**Testo fornito**
----

Voto: 
6.0 / 10
Autore: 
Paolo Bellipanni
Genere: 
Etichetta: 
Coardboard
Anno: 
2007
Line-Up: 

- Ezra Buchla - Voce, Programmazione
- Erika Anderson - Chitarra
- Corey Fogel - Batteria, Percussioni

Tracklist: 

1. Fargo
2. Rope
3. Fake July
4. White Like Heaven
5. When It Burned
6. Subside
7. Clawless
8. Mercy Springs
9. Advice
10. Cherylee

Gowns

Red State

Rumorosa, fitta, tesa e disturbante, la musica dei Gowns, giunti nel 2007 alla prima fatica discografica Red State, si è dimostrata come uno dei casi musicali più controversi e peculari di questo ultimo anno all'insegna dell'avanguardia. Forse leggermente "pompati" dall'etichetta e fatti passare, con fin troppa fantasia, come la band più sperimentale e innovatrice di quest'ultimo periodo (merito di questo va dato soprattutto al background dei singoli musicisti qui impegnati), i Gowns hanno costruito una proposta musicale che, se da una parte risulta interessantissima per le fugaci sfumature tecnico-compositive che la compongono, dall'altra si va semplicemente ad affiancare alla già elevata mole di gruppi persi nell'interminabile ricerca di un risvolto intellettuale della propria musica. Ma aldilà di giudizi pseudo estetici i ragazzi ci danno dentro e lo dimostrano sin da subito attraverso questo controverso debut album.

Red State
è un inno alla fantasia, al disordine musicale, e ad una sperimentazione ricercata ma tutt'altro che sfarzosa. I brani che lo compongono scorrono infatti lungo sentieri illuminati da migliaia di luci e colori diversi: un'elettronica distesa e alleggerita, oppressivi effetti a cavallo tra noise e drone, sprazzi di post rock lento e maligno e oniriche cavalcate folk vanno infatti a costruire l'esoscheletro del disco, che si snoda all'interno di atmosfere sempre contorte e sospese nelle nebbie di un'aria in cui selvaggio e macchinoso diventano inscindibili radici, anche se dall'opener Fargo, l'idea che ci si potrebbe fare virerebbe su diversi lidi. L'arioso riff di synth tenuto dall'inizio alla fine del brano supporta responsori vocali pacati ma in qualche modo sofferti, che evocano lande oniriche all'insegna della leggerezza, ma già con Rope il passo cambia e la durezza degli arrangiamenti strumentali comincia a venire fuori: la voce del singer/producer Ezra Buchla prosegue su sponde rauche e dolorose che questa volta scivolano su un tappeto sonoro in cui le fugaci apparizioni elettroniche e le improvvise scosse effettistiche colorano di un grigio spento e metallico l'intera atmosfera. Ma anche quando i Gowns decidono di esprimersi attraverso linee compositive più aperte e solari la componente disturbante e rumorosa fa "scortesemente" ingresso, andando a distorcere, come succede ad esempio in Fake July, la pacatezza delle chitarre acustiche vittime in questo caso di un folk psicotico e malato. Da qui in poi il sound del gruppo prende una decisa sterzata, mostrando il suo lato più aggressivo che, però, spesso finisce per diventare quello più noioso e ripetitivo: White Like Heaven si dimostra infatti come un'accozzaglia di suoni, voci ed effetti presi alla rinfusa, Subside cerca di colpire con la sua "non elettronica" svuotata di ritmo ed enfasi ma sfortunatamente non ci riesce, e quando i distesi riverberi vocali di Clawless fanno ingresso, allora non si capisce più su che direzione il disco scorra.

----

**Materiale estratto**
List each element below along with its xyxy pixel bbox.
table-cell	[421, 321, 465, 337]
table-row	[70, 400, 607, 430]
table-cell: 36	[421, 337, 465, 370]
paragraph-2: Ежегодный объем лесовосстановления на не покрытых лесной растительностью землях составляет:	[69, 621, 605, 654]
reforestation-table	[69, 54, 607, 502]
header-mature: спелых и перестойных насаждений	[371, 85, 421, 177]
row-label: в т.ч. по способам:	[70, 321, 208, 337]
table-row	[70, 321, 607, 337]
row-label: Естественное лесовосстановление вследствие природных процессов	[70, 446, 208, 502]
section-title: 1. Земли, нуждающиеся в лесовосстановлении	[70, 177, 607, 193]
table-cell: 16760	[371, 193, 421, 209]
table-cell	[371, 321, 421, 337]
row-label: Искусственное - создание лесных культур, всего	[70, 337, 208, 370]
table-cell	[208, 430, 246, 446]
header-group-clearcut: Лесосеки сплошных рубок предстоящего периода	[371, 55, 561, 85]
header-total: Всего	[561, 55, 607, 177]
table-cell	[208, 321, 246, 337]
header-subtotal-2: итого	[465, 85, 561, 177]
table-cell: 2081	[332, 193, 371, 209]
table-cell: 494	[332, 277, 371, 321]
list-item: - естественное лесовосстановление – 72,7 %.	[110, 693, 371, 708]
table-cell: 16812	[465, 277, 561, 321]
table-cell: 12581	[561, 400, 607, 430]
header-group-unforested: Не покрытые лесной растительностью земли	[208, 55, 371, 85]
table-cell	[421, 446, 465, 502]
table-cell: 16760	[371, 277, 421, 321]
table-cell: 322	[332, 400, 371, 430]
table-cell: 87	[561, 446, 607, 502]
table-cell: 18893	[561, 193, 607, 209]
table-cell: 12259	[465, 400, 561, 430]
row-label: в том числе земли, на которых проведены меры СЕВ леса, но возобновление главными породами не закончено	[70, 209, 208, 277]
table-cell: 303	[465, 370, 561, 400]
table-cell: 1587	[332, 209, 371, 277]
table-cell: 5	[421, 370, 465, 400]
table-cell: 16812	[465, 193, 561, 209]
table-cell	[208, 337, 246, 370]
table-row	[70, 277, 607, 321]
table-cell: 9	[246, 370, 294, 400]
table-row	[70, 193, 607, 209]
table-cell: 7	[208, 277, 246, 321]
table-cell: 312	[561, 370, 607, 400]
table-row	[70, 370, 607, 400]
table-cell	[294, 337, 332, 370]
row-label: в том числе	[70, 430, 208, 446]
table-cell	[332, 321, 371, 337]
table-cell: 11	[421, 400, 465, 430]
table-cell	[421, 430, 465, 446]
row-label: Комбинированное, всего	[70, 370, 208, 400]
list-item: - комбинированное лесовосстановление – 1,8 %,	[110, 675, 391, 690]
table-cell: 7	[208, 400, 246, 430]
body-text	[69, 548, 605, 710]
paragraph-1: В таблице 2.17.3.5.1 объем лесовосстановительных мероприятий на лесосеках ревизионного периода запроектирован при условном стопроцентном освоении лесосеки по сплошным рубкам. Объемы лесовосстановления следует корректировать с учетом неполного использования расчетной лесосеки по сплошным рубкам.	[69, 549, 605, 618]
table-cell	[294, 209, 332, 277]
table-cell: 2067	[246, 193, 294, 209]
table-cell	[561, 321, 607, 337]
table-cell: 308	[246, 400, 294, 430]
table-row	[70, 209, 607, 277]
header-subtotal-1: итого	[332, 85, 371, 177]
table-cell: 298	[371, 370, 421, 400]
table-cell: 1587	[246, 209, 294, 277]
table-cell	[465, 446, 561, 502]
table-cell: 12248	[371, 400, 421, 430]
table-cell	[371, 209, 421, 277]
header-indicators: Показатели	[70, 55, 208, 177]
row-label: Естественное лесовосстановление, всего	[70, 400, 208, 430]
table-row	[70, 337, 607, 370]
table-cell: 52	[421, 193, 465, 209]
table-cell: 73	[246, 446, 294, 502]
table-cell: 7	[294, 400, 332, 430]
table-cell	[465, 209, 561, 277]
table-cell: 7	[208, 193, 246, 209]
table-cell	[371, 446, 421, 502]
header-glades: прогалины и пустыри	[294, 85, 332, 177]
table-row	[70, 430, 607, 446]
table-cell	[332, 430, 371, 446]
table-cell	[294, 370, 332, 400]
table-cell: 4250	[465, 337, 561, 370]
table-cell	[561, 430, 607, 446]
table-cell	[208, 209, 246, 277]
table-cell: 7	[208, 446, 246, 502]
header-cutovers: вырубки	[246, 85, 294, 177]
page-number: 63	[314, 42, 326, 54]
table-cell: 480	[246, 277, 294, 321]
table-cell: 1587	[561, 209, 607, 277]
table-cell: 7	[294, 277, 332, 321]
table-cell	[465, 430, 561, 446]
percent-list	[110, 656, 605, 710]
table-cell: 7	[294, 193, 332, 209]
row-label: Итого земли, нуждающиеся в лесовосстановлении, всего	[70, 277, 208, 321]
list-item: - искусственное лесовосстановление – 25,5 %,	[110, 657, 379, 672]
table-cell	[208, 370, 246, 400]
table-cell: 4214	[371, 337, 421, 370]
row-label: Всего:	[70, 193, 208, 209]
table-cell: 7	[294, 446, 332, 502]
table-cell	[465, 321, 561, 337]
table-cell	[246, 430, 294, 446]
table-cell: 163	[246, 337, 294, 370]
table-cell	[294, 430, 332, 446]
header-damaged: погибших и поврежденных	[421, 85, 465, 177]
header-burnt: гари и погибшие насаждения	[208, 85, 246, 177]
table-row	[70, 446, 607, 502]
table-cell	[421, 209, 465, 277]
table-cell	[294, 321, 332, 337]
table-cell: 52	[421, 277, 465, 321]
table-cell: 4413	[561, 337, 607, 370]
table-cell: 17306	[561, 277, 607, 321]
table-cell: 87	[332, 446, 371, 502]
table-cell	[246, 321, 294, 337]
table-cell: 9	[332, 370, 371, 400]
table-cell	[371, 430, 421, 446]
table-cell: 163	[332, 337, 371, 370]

----

**Compito da svolgere**
Secondo la recensione di Red State, quale brano apre il disco? Per rispondere basati soltanto sulla recensione.

**Risposta all'esercizio**
Fargo.